# OBJECTIVE
The answer is a single number: how many lines hold the string "FRANCISCO".

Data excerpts
====

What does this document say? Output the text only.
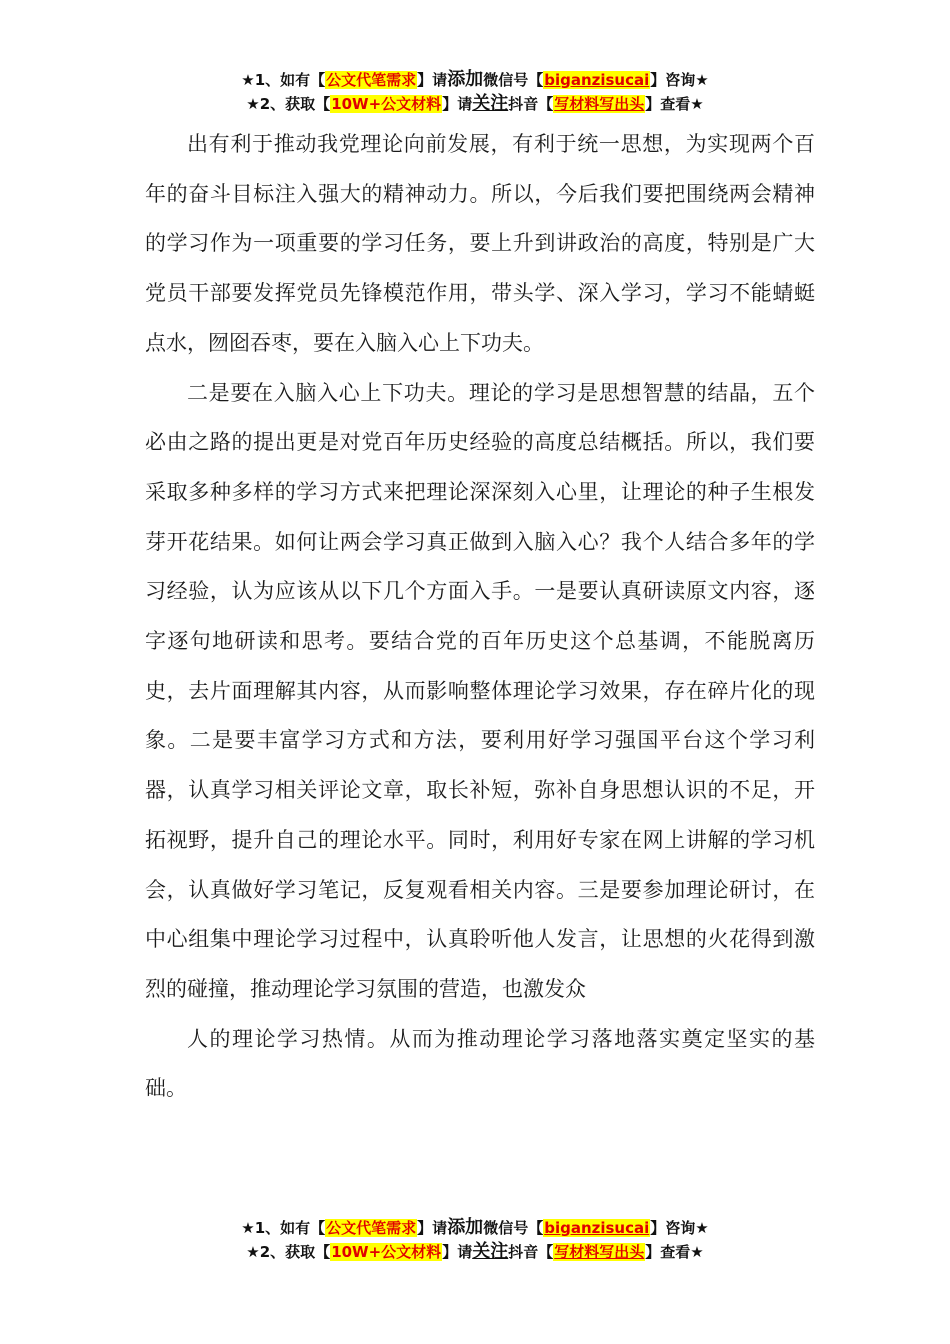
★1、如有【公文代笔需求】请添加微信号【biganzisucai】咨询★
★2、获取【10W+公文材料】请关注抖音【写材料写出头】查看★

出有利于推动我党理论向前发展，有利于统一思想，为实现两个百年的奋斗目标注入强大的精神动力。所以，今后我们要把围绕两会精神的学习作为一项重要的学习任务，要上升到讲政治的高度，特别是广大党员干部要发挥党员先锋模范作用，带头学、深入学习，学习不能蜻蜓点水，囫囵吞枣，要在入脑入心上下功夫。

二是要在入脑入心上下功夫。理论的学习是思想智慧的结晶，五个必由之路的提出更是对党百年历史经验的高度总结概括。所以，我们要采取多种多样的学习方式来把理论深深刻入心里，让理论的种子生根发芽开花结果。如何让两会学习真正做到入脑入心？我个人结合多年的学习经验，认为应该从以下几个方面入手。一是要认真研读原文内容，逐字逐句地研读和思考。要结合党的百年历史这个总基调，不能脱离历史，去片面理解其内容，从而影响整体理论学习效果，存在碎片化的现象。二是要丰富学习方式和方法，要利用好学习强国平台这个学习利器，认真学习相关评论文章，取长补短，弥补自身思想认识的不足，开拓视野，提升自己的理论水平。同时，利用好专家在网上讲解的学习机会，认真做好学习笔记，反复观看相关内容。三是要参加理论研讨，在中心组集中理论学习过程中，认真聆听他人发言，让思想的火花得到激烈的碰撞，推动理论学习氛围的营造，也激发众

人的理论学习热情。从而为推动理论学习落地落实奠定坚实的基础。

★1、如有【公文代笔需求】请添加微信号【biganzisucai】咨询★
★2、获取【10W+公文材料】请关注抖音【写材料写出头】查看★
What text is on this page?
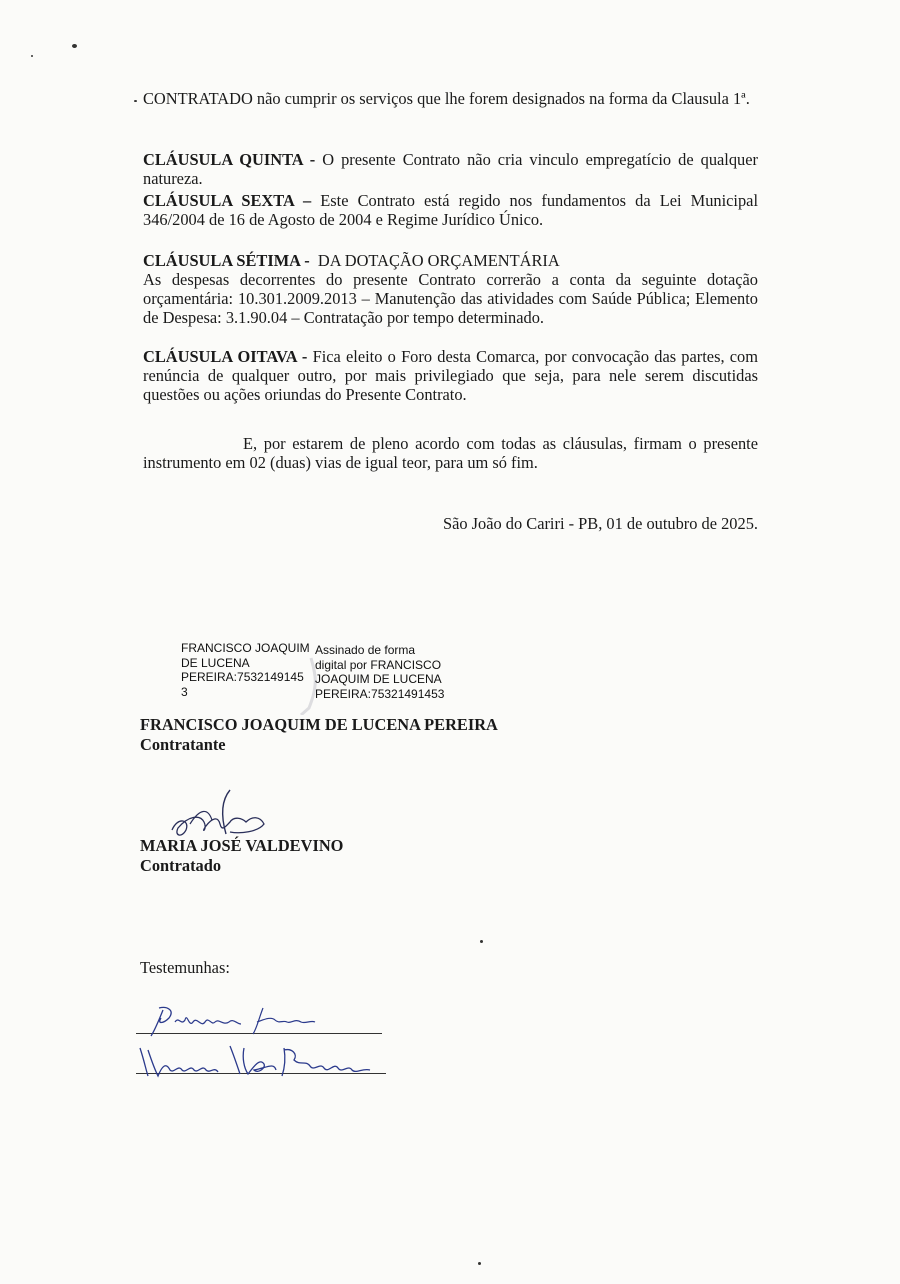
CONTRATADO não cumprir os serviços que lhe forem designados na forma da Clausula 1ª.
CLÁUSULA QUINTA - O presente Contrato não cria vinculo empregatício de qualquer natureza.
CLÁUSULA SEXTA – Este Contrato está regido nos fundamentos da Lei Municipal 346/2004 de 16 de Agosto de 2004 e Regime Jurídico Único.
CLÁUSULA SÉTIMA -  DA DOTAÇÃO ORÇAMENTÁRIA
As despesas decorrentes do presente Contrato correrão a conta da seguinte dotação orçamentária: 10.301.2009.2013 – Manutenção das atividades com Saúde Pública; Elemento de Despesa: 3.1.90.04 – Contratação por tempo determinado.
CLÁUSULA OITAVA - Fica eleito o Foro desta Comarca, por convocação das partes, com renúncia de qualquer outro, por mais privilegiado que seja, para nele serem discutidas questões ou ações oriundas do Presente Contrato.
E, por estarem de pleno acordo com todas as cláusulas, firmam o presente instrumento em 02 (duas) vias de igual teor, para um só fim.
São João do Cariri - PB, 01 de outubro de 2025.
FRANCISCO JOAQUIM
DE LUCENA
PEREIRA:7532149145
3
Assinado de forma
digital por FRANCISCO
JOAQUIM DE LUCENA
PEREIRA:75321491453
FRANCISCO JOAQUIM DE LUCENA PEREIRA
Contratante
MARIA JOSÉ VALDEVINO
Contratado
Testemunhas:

====

# PROBLEM SOLUTION
3